+++ Recorded data

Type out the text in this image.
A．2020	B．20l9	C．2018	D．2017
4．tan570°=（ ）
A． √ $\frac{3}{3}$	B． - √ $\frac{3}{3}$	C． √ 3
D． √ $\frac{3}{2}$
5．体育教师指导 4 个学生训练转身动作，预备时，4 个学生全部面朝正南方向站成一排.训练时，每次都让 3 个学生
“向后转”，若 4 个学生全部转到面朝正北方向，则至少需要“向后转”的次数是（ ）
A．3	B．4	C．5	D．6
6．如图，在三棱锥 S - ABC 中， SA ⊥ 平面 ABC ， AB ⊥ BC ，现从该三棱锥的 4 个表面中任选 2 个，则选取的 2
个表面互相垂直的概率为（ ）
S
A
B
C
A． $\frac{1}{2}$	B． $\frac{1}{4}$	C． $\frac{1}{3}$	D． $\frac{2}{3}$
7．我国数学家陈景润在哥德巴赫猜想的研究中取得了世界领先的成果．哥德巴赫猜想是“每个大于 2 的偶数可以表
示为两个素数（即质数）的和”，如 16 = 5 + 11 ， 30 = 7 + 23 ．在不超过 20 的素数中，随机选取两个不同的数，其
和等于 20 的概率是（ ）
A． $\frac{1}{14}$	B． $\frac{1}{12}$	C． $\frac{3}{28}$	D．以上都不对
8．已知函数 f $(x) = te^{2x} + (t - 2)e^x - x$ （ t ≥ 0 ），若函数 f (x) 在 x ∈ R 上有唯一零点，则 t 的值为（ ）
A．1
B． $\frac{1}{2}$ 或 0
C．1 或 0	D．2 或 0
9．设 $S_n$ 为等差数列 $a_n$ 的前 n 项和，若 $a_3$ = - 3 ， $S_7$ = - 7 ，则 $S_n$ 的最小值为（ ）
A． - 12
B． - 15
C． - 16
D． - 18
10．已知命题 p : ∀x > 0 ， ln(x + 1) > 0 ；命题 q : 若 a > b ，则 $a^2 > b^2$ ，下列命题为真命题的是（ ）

++++++
+++ Recorded data

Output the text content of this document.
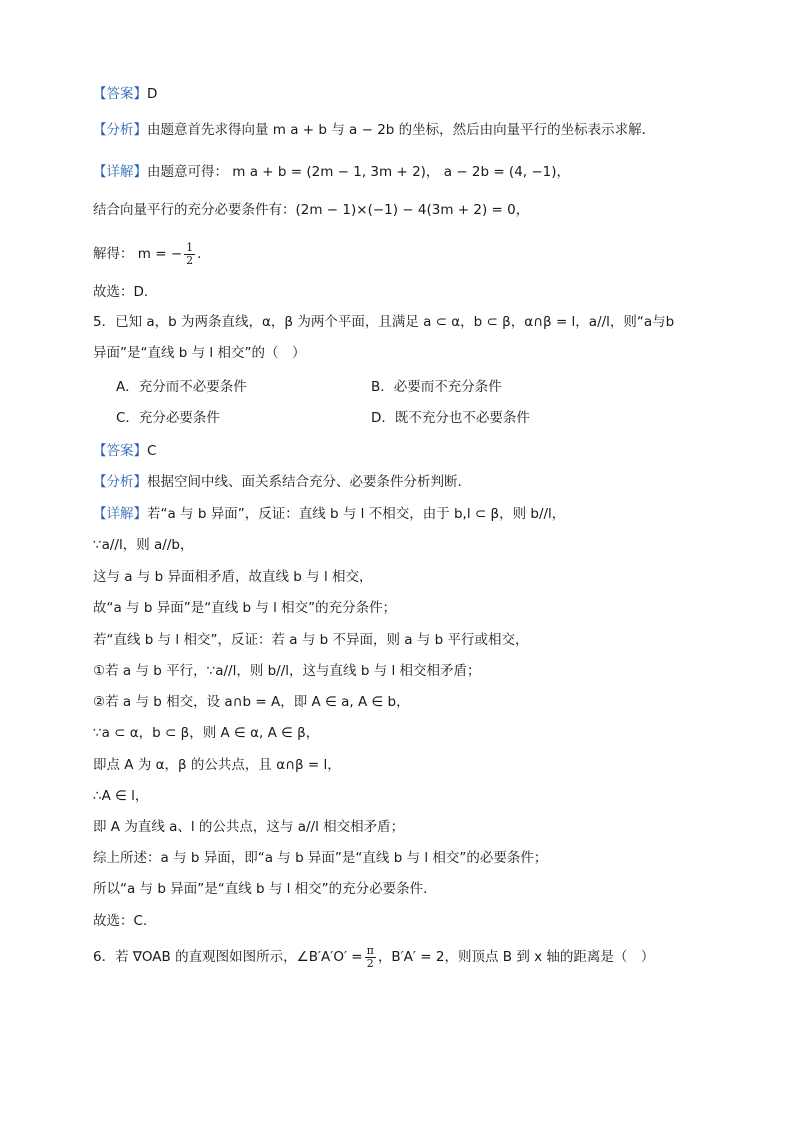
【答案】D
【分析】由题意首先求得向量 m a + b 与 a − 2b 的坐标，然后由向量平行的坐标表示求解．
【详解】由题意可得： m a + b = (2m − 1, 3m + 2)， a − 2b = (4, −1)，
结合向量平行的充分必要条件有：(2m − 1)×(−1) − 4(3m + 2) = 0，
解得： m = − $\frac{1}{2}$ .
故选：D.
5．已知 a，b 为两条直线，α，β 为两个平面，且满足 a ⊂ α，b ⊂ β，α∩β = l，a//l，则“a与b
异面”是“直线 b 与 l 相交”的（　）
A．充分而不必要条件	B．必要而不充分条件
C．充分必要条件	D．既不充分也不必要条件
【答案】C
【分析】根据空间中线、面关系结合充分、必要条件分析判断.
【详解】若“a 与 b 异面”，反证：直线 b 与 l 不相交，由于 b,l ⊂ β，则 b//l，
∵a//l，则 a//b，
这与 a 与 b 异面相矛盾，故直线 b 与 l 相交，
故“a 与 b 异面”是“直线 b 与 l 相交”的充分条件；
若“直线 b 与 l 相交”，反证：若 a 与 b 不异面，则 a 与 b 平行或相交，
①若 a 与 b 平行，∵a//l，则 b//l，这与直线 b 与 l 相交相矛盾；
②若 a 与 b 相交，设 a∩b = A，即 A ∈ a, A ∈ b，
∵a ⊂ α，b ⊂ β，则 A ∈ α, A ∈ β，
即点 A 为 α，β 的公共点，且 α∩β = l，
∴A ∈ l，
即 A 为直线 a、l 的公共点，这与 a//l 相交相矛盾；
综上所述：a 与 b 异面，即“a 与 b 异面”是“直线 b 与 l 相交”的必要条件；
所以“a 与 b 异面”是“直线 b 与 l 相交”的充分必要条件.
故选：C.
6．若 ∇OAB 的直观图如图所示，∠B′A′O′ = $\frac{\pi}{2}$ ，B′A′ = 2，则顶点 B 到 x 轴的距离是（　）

++++++

Return every line above in which the string "this" occurs.

Type out the text in this image.
Output the text content of this document.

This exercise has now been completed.